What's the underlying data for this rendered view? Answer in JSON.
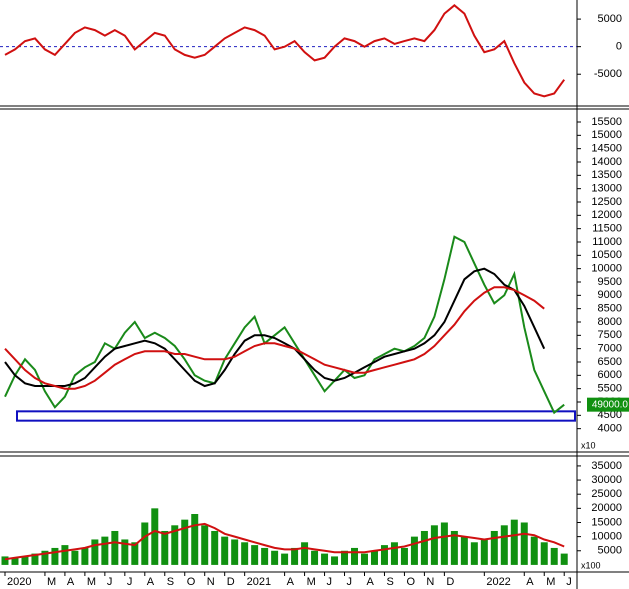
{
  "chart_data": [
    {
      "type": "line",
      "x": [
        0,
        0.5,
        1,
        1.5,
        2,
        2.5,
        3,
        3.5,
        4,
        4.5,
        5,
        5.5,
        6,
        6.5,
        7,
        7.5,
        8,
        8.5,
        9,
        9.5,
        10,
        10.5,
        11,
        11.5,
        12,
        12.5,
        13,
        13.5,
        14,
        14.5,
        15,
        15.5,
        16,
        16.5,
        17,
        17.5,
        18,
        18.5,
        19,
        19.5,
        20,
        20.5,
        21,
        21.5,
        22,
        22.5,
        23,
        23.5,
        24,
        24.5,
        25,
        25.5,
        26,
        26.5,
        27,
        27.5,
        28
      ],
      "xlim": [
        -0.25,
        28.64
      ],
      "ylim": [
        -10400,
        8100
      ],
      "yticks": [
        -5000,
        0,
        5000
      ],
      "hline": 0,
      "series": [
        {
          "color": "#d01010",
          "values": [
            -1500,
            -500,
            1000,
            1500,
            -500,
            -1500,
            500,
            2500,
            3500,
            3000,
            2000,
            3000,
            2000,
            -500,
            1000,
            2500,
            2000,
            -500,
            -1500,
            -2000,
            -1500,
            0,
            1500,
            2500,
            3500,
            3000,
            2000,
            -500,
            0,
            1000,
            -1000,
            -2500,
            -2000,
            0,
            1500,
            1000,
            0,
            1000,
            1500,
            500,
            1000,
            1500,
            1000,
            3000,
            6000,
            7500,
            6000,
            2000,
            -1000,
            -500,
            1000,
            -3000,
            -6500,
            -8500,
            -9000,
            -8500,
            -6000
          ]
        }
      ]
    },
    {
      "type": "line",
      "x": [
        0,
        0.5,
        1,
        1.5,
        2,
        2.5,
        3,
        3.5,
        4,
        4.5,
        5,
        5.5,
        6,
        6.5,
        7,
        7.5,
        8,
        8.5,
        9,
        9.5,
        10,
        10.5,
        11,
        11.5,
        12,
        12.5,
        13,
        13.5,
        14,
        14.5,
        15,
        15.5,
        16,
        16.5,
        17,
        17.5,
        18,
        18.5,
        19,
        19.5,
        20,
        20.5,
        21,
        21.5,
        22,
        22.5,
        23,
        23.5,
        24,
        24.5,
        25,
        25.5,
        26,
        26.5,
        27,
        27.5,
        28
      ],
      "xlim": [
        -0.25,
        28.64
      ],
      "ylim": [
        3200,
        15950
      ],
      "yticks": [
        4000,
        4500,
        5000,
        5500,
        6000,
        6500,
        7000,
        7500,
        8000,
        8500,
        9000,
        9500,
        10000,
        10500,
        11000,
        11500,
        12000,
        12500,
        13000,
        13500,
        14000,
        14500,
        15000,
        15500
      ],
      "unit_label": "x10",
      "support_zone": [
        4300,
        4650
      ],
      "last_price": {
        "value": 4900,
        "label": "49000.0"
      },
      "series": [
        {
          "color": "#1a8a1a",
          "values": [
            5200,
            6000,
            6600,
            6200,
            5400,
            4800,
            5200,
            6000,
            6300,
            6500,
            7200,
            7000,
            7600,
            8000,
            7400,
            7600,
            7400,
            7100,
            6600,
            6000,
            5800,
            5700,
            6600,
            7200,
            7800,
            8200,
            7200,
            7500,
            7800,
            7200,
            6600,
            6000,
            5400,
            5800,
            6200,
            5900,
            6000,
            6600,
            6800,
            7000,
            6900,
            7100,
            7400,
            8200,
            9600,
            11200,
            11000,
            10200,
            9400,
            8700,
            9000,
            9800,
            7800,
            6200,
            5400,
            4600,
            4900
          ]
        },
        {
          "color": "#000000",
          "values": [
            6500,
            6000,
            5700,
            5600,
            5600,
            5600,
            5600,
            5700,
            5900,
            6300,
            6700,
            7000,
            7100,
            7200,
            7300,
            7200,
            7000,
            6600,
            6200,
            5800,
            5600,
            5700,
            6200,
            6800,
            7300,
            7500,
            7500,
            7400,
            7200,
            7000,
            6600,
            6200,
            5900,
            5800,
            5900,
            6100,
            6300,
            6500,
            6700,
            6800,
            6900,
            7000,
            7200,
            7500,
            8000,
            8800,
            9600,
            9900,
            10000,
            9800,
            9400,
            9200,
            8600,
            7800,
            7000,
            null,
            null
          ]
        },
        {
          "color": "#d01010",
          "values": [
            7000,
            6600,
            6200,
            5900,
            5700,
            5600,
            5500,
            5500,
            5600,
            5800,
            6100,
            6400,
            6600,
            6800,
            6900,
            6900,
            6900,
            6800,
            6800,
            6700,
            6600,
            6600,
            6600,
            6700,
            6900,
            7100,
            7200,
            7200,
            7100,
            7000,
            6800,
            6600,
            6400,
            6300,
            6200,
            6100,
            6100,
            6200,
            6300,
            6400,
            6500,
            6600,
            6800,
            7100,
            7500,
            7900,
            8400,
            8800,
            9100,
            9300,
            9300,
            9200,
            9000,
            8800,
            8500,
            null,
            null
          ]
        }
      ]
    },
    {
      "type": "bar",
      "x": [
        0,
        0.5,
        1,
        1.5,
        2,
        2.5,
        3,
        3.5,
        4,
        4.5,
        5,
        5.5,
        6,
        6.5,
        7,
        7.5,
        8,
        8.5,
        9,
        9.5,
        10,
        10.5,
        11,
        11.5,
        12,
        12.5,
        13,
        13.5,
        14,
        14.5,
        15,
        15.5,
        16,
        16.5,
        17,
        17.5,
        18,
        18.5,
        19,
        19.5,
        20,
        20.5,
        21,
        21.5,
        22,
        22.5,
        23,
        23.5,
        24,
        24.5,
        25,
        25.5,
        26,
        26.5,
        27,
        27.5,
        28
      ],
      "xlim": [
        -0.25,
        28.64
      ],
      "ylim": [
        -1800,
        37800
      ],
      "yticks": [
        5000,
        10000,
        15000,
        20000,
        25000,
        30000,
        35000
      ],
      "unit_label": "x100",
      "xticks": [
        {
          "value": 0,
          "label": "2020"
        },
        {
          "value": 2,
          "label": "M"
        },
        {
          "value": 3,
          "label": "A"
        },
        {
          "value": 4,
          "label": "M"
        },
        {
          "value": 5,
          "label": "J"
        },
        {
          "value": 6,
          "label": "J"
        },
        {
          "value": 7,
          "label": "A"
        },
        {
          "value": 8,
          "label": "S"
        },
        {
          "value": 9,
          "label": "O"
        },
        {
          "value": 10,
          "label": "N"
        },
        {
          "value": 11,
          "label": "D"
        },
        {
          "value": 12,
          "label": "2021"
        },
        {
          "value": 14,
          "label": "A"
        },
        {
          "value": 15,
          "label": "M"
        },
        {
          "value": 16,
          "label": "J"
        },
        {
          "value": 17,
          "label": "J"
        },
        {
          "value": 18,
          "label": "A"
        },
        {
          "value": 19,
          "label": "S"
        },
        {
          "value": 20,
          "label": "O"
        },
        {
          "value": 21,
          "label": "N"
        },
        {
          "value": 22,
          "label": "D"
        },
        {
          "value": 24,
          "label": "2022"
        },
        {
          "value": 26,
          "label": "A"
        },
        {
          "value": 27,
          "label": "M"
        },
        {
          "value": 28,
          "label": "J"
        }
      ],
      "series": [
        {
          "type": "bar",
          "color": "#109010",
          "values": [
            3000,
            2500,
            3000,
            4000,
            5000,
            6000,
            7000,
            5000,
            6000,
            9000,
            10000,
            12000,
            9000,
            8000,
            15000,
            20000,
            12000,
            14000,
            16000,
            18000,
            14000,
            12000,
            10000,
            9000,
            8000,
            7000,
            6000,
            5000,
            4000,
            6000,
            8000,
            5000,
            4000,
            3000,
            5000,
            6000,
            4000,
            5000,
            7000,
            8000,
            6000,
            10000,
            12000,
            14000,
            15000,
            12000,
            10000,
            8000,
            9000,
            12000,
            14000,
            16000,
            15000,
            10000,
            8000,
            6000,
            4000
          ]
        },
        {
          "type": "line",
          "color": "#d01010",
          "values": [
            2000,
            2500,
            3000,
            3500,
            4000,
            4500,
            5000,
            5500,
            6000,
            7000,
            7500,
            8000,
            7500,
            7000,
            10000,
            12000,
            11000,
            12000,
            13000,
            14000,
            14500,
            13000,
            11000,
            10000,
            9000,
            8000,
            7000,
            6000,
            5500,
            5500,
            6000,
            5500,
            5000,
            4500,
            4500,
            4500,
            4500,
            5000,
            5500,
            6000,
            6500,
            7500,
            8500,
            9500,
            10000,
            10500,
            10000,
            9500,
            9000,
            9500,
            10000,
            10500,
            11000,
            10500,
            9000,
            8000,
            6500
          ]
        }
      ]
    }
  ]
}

...

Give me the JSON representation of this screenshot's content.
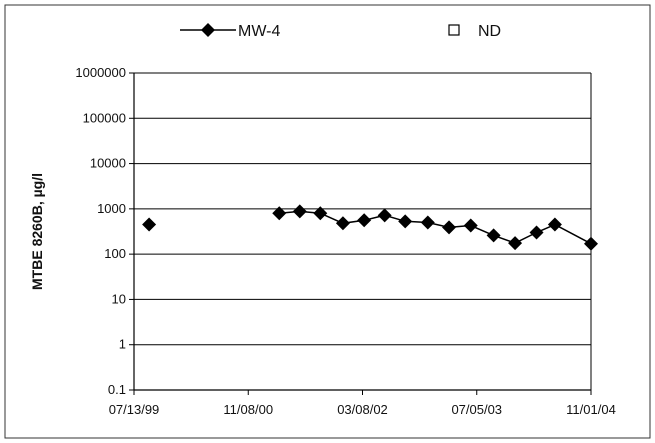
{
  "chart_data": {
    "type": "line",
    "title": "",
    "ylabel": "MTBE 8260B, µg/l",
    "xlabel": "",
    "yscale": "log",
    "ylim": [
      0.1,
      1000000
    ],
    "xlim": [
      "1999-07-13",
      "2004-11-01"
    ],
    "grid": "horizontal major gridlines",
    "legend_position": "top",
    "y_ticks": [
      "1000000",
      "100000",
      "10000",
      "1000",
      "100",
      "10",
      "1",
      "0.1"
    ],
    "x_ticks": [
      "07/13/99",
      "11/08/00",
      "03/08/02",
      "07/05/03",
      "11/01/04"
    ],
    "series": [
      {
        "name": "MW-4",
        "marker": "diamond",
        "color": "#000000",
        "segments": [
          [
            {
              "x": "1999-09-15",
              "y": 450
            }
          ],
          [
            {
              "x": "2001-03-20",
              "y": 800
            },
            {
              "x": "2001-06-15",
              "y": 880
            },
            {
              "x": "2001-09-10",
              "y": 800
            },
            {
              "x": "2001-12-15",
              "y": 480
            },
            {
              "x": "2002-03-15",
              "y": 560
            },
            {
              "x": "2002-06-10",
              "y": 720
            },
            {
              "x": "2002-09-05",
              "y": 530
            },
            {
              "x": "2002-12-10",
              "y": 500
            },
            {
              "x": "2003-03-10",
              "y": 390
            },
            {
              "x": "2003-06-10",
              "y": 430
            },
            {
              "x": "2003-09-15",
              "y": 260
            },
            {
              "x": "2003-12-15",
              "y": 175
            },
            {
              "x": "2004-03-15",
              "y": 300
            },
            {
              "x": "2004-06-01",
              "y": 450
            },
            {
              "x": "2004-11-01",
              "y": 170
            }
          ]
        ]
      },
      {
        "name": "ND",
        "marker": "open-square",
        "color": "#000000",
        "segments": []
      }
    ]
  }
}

--

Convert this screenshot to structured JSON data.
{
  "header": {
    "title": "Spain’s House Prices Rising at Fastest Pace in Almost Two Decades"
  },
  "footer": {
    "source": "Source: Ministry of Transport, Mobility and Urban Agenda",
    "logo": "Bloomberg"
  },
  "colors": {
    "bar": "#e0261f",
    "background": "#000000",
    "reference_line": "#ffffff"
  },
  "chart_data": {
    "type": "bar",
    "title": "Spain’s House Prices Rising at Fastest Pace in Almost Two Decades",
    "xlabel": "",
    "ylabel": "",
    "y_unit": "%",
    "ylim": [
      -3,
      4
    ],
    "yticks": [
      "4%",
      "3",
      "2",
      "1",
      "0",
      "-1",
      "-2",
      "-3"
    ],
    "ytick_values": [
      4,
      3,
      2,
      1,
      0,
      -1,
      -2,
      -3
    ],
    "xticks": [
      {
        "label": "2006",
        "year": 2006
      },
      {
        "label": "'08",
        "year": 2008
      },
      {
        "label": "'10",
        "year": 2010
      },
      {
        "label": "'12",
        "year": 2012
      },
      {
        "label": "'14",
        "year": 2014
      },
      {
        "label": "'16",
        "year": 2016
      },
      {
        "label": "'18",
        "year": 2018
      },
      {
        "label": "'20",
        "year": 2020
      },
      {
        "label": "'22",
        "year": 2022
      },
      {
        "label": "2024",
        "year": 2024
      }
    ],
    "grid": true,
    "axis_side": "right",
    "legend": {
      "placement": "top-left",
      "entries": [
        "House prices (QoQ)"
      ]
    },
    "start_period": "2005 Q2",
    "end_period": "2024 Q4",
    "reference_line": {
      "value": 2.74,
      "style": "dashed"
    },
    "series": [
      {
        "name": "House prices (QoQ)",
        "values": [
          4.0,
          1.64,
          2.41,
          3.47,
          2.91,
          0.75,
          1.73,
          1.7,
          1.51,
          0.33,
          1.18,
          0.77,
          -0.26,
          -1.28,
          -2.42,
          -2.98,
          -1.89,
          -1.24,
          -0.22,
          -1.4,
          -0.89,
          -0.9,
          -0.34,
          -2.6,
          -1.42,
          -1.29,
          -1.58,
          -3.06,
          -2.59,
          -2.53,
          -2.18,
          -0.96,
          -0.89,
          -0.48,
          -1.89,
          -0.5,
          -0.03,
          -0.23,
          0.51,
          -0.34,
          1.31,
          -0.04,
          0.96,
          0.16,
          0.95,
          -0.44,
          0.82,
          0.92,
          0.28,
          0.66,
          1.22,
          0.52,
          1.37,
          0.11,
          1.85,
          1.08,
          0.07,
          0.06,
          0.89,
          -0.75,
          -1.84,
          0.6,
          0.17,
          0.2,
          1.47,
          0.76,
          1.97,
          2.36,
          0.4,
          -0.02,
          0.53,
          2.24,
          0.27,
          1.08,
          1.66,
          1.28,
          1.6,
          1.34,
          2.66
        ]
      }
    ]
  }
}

Challenge: Copy down every line of the material above that includes the string "Decades".

Correct response:
    "title": "Spain’s House Prices Rising at Fastest Pace in Almost Two Decades"
    "title": "Spain’s House Prices Rising at Fastest Pace in Almost Two Decades",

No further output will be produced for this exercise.